- [Aim of the exercise] Read the listing below and copy out every line that holds "TetherUS".

###

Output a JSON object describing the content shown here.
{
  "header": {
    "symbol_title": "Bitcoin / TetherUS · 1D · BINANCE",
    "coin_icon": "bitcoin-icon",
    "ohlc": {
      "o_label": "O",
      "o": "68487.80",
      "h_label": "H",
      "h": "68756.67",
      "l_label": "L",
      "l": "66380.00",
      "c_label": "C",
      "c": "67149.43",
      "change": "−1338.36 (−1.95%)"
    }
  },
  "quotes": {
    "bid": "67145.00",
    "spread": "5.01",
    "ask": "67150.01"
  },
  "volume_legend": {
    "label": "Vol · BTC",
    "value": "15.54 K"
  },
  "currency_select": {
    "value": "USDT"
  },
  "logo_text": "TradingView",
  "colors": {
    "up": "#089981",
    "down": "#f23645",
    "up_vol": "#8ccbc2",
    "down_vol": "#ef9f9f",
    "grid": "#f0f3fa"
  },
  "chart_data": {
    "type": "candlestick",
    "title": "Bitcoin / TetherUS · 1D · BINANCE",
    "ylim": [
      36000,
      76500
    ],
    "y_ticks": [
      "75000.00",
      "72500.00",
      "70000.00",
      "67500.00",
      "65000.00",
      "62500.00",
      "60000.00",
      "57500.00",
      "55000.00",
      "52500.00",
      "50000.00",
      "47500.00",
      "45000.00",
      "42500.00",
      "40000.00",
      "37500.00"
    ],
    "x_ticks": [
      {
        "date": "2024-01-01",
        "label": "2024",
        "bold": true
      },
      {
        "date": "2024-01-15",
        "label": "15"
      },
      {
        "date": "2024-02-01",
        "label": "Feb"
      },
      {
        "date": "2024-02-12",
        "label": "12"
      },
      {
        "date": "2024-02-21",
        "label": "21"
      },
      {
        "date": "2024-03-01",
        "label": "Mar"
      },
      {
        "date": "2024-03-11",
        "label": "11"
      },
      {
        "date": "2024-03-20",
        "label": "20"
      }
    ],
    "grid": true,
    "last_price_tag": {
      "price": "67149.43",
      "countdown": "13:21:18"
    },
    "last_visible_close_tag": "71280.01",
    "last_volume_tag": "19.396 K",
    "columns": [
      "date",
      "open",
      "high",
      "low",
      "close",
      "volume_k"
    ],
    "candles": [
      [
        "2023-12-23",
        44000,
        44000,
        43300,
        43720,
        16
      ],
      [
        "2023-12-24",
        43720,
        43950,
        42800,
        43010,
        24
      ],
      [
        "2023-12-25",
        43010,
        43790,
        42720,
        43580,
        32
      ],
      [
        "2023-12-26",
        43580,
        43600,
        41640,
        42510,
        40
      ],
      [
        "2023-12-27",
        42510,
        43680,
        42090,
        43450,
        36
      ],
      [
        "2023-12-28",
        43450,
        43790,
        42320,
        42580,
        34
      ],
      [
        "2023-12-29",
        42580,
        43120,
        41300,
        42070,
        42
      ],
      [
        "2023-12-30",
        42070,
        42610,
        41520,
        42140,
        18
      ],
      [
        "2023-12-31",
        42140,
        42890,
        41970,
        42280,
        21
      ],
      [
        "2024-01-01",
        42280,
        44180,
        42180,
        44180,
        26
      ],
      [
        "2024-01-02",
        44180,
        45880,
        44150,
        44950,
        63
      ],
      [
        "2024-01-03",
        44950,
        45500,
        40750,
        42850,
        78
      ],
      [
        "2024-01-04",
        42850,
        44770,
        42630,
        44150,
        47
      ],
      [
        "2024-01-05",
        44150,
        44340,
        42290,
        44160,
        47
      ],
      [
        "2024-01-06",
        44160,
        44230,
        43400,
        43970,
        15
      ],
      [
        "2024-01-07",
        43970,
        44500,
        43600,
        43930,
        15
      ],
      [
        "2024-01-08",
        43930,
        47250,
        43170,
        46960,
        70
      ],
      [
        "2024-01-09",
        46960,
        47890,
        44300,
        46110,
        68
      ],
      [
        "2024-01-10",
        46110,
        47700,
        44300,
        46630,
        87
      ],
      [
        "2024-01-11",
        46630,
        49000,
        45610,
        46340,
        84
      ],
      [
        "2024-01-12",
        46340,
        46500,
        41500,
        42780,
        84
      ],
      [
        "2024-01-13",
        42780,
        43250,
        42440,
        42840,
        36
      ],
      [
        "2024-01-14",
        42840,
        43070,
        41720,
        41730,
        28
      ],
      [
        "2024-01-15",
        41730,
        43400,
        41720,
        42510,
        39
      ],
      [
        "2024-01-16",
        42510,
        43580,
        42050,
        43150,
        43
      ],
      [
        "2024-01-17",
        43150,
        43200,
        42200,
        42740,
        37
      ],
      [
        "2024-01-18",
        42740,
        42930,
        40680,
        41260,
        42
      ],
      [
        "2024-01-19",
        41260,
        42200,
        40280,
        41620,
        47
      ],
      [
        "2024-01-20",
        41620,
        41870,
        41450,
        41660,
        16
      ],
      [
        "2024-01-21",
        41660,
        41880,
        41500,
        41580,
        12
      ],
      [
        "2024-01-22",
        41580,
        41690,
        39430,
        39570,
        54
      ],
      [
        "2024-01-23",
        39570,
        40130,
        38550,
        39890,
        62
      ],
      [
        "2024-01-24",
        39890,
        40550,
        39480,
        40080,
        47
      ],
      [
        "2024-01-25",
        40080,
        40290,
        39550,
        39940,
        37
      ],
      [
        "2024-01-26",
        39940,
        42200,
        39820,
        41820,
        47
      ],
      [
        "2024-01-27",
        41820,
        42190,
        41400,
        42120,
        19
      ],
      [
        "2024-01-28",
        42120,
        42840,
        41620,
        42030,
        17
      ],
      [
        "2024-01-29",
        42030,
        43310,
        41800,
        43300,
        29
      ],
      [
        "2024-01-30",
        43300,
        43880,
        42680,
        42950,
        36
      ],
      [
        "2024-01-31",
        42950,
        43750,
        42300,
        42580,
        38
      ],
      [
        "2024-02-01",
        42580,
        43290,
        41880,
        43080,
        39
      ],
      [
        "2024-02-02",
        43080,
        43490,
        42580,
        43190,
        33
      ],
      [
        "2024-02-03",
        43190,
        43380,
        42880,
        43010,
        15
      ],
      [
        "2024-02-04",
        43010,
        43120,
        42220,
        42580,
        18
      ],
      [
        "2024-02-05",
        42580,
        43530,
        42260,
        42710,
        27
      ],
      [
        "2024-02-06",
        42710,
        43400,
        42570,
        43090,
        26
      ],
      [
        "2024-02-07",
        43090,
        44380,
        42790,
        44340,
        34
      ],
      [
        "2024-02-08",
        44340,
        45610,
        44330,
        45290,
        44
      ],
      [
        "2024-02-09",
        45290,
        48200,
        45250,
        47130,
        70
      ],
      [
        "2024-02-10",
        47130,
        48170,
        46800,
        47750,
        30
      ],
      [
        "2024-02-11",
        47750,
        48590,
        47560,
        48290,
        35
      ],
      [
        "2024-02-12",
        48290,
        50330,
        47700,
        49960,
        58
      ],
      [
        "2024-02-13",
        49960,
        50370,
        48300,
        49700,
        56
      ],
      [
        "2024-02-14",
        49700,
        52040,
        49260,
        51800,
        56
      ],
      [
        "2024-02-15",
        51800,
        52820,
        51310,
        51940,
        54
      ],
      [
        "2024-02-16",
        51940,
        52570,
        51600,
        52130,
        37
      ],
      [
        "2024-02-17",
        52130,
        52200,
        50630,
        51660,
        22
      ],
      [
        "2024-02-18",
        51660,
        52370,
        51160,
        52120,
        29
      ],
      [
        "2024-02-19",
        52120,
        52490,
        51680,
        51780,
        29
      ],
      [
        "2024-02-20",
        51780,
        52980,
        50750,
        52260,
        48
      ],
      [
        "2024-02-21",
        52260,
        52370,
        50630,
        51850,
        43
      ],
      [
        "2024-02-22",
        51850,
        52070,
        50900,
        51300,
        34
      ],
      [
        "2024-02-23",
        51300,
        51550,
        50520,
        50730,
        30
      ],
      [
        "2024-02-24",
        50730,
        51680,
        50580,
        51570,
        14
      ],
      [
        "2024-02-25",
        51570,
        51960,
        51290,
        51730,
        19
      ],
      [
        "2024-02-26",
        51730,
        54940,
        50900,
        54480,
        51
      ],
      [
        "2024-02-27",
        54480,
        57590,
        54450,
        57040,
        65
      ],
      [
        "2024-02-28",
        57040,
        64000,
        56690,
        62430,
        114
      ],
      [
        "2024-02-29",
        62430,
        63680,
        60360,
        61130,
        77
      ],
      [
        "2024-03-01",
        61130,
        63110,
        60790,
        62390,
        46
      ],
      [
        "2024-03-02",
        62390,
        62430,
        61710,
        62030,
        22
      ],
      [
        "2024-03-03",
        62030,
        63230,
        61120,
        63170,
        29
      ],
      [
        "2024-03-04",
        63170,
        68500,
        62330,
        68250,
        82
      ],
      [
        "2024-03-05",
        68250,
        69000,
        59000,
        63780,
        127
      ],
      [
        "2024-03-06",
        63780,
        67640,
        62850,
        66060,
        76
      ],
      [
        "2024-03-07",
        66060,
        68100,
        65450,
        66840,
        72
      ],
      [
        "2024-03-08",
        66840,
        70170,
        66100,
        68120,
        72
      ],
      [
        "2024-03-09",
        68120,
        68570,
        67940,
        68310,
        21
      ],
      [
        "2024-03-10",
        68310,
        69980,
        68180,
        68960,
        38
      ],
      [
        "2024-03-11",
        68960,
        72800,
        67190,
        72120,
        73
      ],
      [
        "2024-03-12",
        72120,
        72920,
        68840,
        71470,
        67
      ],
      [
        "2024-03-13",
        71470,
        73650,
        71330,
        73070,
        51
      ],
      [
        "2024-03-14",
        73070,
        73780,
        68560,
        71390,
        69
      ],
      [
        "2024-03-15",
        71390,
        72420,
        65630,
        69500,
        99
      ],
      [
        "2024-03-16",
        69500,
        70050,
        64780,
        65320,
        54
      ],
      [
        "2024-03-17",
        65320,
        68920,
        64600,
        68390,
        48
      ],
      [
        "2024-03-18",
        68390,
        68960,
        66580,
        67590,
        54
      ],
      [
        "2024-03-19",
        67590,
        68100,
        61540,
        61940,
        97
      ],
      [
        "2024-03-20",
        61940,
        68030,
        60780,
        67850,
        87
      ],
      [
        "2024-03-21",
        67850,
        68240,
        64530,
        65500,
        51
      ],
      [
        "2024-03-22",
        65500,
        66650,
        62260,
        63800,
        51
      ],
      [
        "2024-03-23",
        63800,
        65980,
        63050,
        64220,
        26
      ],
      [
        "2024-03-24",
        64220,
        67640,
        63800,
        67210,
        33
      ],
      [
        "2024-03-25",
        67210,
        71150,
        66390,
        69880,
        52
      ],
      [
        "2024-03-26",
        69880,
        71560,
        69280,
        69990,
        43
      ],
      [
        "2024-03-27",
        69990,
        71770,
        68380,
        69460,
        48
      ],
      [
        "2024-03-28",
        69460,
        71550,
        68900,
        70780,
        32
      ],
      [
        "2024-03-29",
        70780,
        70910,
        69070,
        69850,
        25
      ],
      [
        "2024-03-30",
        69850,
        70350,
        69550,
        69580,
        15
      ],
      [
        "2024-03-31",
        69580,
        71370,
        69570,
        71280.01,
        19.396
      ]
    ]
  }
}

###

- [Full output]
    "symbol_title": "Bitcoin / TetherUS · 1D · BINANCE",
    "title": "Bitcoin / TetherUS · 1D · BINANCE",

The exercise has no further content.